What the task asks> Please quote the entries below word for word, leaving out the pictures.

Data to process>
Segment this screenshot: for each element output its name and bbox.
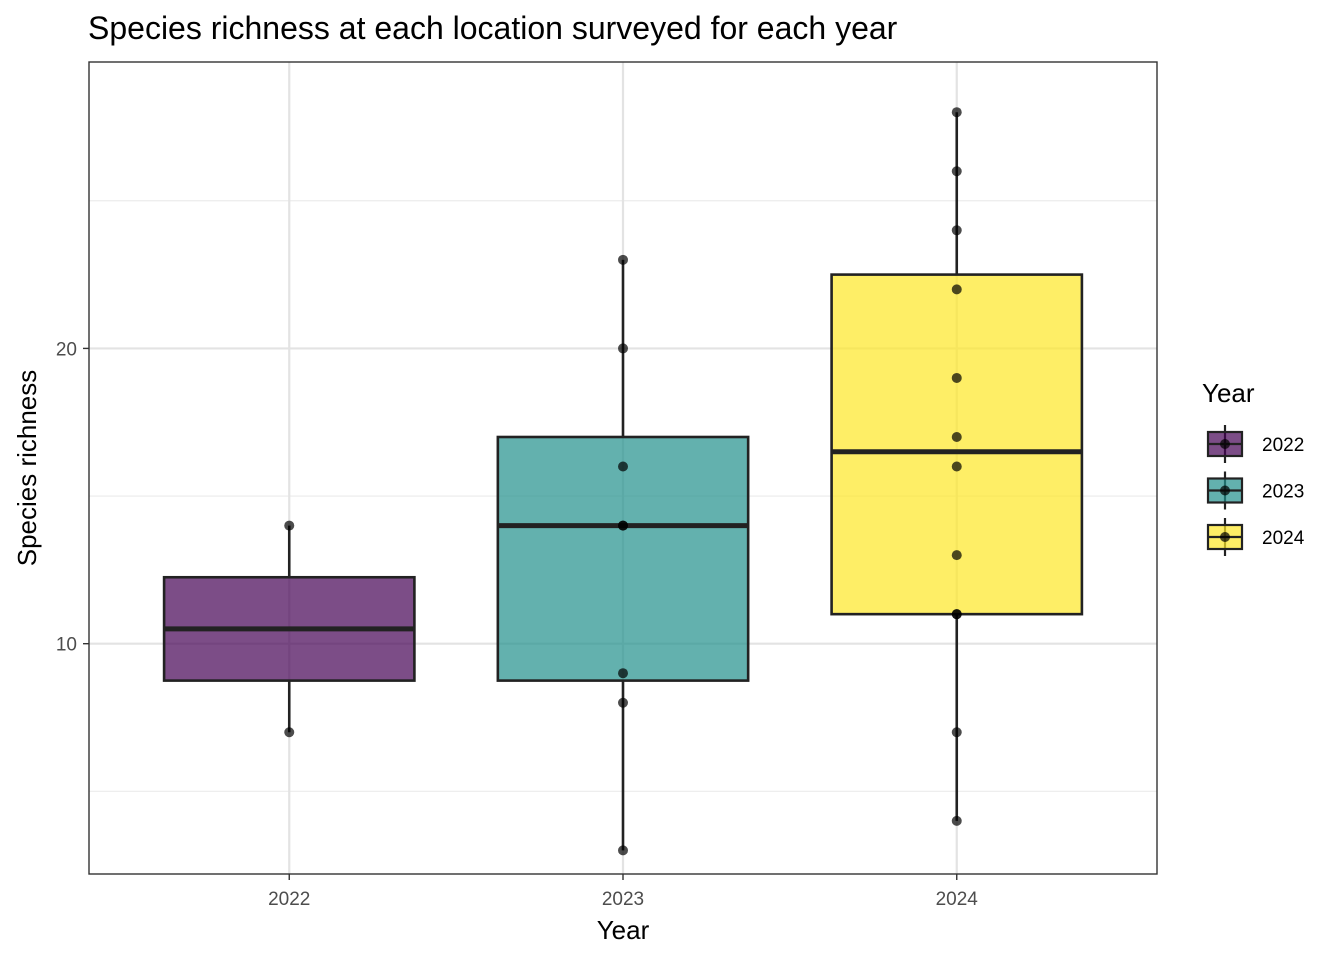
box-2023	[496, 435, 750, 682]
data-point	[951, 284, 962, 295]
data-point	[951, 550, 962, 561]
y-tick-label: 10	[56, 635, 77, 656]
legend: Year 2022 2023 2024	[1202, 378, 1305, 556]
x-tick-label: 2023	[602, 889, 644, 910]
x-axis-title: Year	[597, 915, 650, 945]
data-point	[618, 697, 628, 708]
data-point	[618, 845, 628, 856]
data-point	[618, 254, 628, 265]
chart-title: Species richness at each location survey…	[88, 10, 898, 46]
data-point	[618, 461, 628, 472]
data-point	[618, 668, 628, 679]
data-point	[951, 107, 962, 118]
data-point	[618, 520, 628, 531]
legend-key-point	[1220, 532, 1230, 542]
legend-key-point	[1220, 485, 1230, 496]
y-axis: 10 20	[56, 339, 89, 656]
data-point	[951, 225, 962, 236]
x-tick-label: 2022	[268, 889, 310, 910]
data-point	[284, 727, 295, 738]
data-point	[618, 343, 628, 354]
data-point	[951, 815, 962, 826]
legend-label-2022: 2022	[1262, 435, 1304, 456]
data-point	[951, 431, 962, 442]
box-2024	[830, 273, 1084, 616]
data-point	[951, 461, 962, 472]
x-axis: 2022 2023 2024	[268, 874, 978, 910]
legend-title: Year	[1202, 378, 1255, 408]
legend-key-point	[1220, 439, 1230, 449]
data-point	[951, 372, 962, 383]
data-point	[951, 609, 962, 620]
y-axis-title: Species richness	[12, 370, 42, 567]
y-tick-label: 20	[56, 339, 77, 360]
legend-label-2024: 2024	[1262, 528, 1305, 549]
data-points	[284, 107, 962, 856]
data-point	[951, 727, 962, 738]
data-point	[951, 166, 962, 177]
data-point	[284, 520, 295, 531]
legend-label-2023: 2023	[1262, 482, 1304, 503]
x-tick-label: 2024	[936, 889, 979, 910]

Task response>
Segment this screenshot: for each element output its name and bbox.
box-2023	[496, 435, 750, 682]
data-point	[951, 284, 962, 295]
data-point	[951, 550, 962, 561]
y-tick-label: 10	[56, 635, 77, 656]
legend: Year 2022 2023 2024	[1202, 378, 1305, 556]
x-tick-label: 2023	[602, 889, 644, 910]
x-axis-title: Year	[597, 915, 650, 945]
data-point	[618, 697, 628, 708]
data-point	[618, 845, 628, 856]
data-point	[618, 254, 628, 265]
chart-title: Species richness at each location survey…	[88, 10, 898, 46]
data-point	[618, 461, 628, 472]
data-point	[618, 668, 628, 679]
data-point	[951, 107, 962, 118]
data-point	[618, 520, 628, 531]
legend-key-point	[1220, 532, 1230, 542]
legend-key-point	[1220, 485, 1230, 496]
y-axis: 10 20	[56, 339, 89, 656]
data-point	[951, 225, 962, 236]
x-tick-label: 2022	[268, 889, 310, 910]
data-point	[284, 727, 295, 738]
data-point	[618, 343, 628, 354]
data-point	[951, 815, 962, 826]
legend-label-2022: 2022	[1262, 435, 1304, 456]
data-point	[951, 431, 962, 442]
box-2024	[830, 273, 1084, 616]
data-point	[951, 461, 962, 472]
x-axis: 2022 2023 2024	[268, 874, 978, 910]
legend-title: Year	[1202, 378, 1255, 408]
legend-key-point	[1220, 439, 1230, 449]
data-point	[951, 372, 962, 383]
data-point	[951, 609, 962, 620]
y-axis-title: Species richness	[12, 370, 42, 567]
y-tick-label: 20	[56, 339, 77, 360]
legend-label-2024: 2024	[1262, 528, 1305, 549]
data-points	[284, 107, 962, 856]
data-point	[951, 727, 962, 738]
data-point	[951, 166, 962, 177]
data-point	[284, 520, 295, 531]
legend-label-2023: 2023	[1262, 482, 1304, 503]
x-tick-label: 2024	[936, 889, 979, 910]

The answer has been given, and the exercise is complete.